▶ [Brief] Please give the listing again in its entirety, exactly as written.

▶ [Extracted information]
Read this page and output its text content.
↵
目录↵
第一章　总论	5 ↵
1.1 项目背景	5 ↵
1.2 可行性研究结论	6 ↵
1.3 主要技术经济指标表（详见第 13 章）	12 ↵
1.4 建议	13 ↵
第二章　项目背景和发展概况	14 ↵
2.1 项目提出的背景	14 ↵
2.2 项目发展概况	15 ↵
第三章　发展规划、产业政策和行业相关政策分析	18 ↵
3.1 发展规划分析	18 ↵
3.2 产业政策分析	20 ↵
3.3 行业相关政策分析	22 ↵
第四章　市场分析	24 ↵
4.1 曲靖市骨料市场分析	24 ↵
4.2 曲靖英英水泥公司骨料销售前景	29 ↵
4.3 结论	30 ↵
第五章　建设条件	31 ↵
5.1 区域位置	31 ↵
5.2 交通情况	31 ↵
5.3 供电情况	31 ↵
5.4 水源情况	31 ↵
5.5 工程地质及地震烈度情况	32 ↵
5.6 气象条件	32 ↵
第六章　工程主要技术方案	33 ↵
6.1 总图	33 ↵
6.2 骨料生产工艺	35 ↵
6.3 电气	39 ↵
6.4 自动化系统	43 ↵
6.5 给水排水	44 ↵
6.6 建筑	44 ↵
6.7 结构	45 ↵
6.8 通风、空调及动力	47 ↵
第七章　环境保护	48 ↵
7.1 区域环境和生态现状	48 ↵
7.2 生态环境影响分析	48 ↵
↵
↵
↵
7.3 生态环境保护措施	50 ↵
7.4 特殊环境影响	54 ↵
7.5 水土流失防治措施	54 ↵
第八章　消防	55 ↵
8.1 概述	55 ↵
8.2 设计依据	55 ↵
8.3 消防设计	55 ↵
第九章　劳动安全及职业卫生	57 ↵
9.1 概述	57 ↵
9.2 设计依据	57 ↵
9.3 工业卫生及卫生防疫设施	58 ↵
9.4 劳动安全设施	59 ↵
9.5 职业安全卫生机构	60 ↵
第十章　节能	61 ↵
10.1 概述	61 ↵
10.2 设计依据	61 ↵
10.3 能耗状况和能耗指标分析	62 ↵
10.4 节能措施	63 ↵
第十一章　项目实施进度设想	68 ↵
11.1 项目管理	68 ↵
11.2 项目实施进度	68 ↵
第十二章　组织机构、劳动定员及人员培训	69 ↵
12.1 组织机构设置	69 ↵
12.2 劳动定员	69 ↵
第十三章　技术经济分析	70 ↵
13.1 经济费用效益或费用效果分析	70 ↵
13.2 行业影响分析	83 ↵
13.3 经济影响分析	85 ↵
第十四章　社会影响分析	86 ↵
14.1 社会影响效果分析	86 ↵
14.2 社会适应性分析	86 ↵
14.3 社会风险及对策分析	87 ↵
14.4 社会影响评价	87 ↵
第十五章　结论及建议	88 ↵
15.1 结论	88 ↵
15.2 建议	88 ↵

▶ [Solution for this problem]
Read this page and output its text content.
↵
目录↵
第一章　总论	5 ↵
1.1 项目背景	5 ↵
1.2 可行性研究结论	6 ↵
1.3 主要技术经济指标表（详见第 13 章）	12 ↵
1.4 建议	13 ↵
第二章　项目背景和发展概况	14 ↵
2.1 项目提出的背景	14 ↵
2.2 项目发展概况	15 ↵
第三章　发展规划、产业政策和行业相关政策分析	18 ↵
3.1 发展规划分析	18 ↵
3.2 产业政策分析	20 ↵
3.3 行业相关政策分析	22 ↵
第四章　市场分析	24 ↵
4.1 曲靖市骨料市场分析	24 ↵
4.2 曲靖英英水泥公司骨料销售前景	29 ↵
4.3 结论	30 ↵
第五章　建设条件	31 ↵
5.1 区域位置	31 ↵
5.2 交通情况	31 ↵
5.3 供电情况	31 ↵
5.4 水源情况	31 ↵
5.5 工程地质及地震烈度情况	32 ↵
5.6 气象条件	32 ↵
第六章　工程主要技术方案	33 ↵
6.1 总图	33 ↵
6.2 骨料生产工艺	35 ↵
6.3 电气	39 ↵
6.4 自动化系统	43 ↵
6.5 给水排水	44 ↵
6.6 建筑	44 ↵
6.7 结构	45 ↵
6.8 通风、空调及动力	47 ↵
第七章　环境保护	48 ↵
7.1 区域环境和生态现状	48 ↵
7.2 生态环境影响分析	48 ↵
↵
↵
↵
7.3 生态环境保护措施	50 ↵
7.4 特殊环境影响	54 ↵
7.5 水土流失防治措施	54 ↵
第八章　消防	55 ↵
8.1 概述	55 ↵
8.2 设计依据	55 ↵
8.3 消防设计	55 ↵
第九章　劳动安全及职业卫生	57 ↵
9.1 概述	57 ↵
9.2 设计依据	57 ↵
9.3 工业卫生及卫生防疫设施	58 ↵
9.4 劳动安全设施	59 ↵
9.5 职业安全卫生机构	60 ↵
第十章　节能	61 ↵
10.1 概述	61 ↵
10.2 设计依据	61 ↵
10.3 能耗状况和能耗指标分析	62 ↵
10.4 节能措施	63 ↵
第十一章　项目实施进度设想	68 ↵
11.1 项目管理	68 ↵
11.2 项目实施进度	68 ↵
第十二章　组织机构、劳动定员及人员培训	69 ↵
12.1 组织机构设置	69 ↵
12.2 劳动定员	69 ↵
第十三章　技术经济分析	70 ↵
13.1 经济费用效益或费用效果分析	70 ↵
13.2 行业影响分析	83 ↵
13.3 经济影响分析	85 ↵
第十四章　社会影响分析	86 ↵
14.1 社会影响效果分析	86 ↵
14.2 社会适应性分析	86 ↵
14.3 社会风险及对策分析	87 ↵
14.4 社会影响评价	87 ↵
第十五章　结论及建议	88 ↵
15.1 结论	88 ↵
15.2 建议	88 ↵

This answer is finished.